## begin Material provided
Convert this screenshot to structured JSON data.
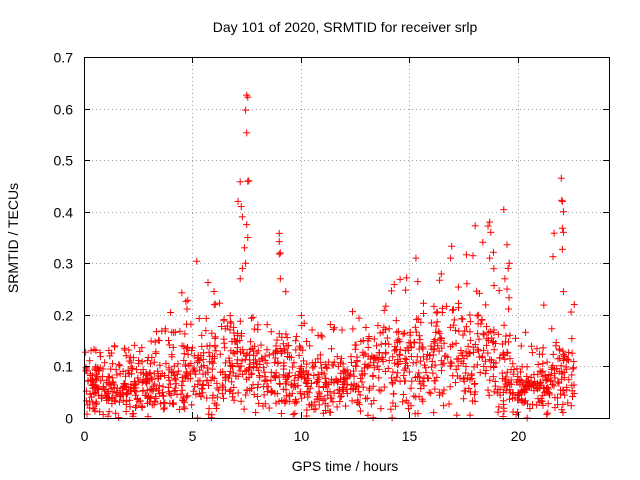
{
  "chart_data": {
    "type": "scatter",
    "title": "Day 101 of 2020, SRMTID for receiver srlp",
    "xlabel": "GPS time / hours",
    "ylabel": "SRMTID / TECUs",
    "xlim": [
      0,
      24.2
    ],
    "ylim": [
      0,
      0.7
    ],
    "x_ticks": [
      0,
      5,
      10,
      15,
      20
    ],
    "y_ticks": [
      "0",
      "0.1",
      "0.2",
      "0.3",
      "0.4",
      "0.5",
      "0.6",
      "0.7"
    ],
    "grid": true,
    "marker": "plus",
    "series_color": "#ff0000",
    "data_span_hours": [
      0,
      22.6
    ],
    "background_level": {
      "x": [
        0,
        1,
        2,
        3,
        4,
        5,
        6,
        7,
        8,
        9,
        10,
        11,
        12,
        13,
        14,
        15,
        16,
        17,
        18,
        19,
        20,
        21,
        22,
        22.6
      ],
      "mean": [
        0.06,
        0.05,
        0.06,
        0.07,
        0.08,
        0.09,
        0.09,
        0.1,
        0.08,
        0.08,
        0.07,
        0.06,
        0.07,
        0.09,
        0.1,
        0.11,
        0.11,
        0.12,
        0.12,
        0.1,
        0.05,
        0.06,
        0.08,
        0.09
      ],
      "max": [
        0.13,
        0.14,
        0.14,
        0.15,
        0.21,
        0.3,
        0.25,
        0.24,
        0.2,
        0.2,
        0.2,
        0.17,
        0.23,
        0.2,
        0.27,
        0.31,
        0.25,
        0.33,
        0.38,
        0.4,
        0.2,
        0.19,
        0.46,
        0.22
      ]
    },
    "peak_points": [
      {
        "x": 7.5,
        "y": 0.626
      },
      {
        "x": 7.55,
        "y": 0.622
      },
      {
        "x": 7.45,
        "y": 0.597
      },
      {
        "x": 7.5,
        "y": 0.553
      },
      {
        "x": 7.2,
        "y": 0.458
      },
      {
        "x": 7.55,
        "y": 0.459
      },
      {
        "x": 7.6,
        "y": 0.46
      },
      {
        "x": 7.1,
        "y": 0.42
      },
      {
        "x": 7.25,
        "y": 0.41
      },
      {
        "x": 7.3,
        "y": 0.39
      },
      {
        "x": 7.5,
        "y": 0.375
      },
      {
        "x": 7.55,
        "y": 0.35
      },
      {
        "x": 7.4,
        "y": 0.33
      },
      {
        "x": 7.45,
        "y": 0.3
      },
      {
        "x": 7.3,
        "y": 0.29
      },
      {
        "x": 7.2,
        "y": 0.27
      },
      {
        "x": 9.0,
        "y": 0.358
      },
      {
        "x": 9.0,
        "y": 0.342
      },
      {
        "x": 9.05,
        "y": 0.32
      },
      {
        "x": 9.0,
        "y": 0.318
      },
      {
        "x": 9.05,
        "y": 0.27
      },
      {
        "x": 9.3,
        "y": 0.245
      },
      {
        "x": 5.2,
        "y": 0.304
      },
      {
        "x": 16.95,
        "y": 0.333
      },
      {
        "x": 16.9,
        "y": 0.31
      },
      {
        "x": 15.3,
        "y": 0.31
      },
      {
        "x": 18.7,
        "y": 0.38
      },
      {
        "x": 18.75,
        "y": 0.36
      },
      {
        "x": 18.7,
        "y": 0.31
      },
      {
        "x": 19.35,
        "y": 0.404
      },
      {
        "x": 19.5,
        "y": 0.336
      },
      {
        "x": 19.6,
        "y": 0.3
      },
      {
        "x": 19.55,
        "y": 0.29
      },
      {
        "x": 19.4,
        "y": 0.27
      },
      {
        "x": 19.5,
        "y": 0.25
      },
      {
        "x": 22.0,
        "y": 0.465
      },
      {
        "x": 22.05,
        "y": 0.42
      },
      {
        "x": 22.1,
        "y": 0.4
      },
      {
        "x": 22.05,
        "y": 0.368
      },
      {
        "x": 22.1,
        "y": 0.36
      },
      {
        "x": 22.05,
        "y": 0.327
      },
      {
        "x": 22.1,
        "y": 0.245
      },
      {
        "x": 22.6,
        "y": 0.22
      }
    ]
  }
}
## end Material provided
Request:
Find every line with the word "SRMTID" and state how many there are, with no other words.

Reply to the task:
2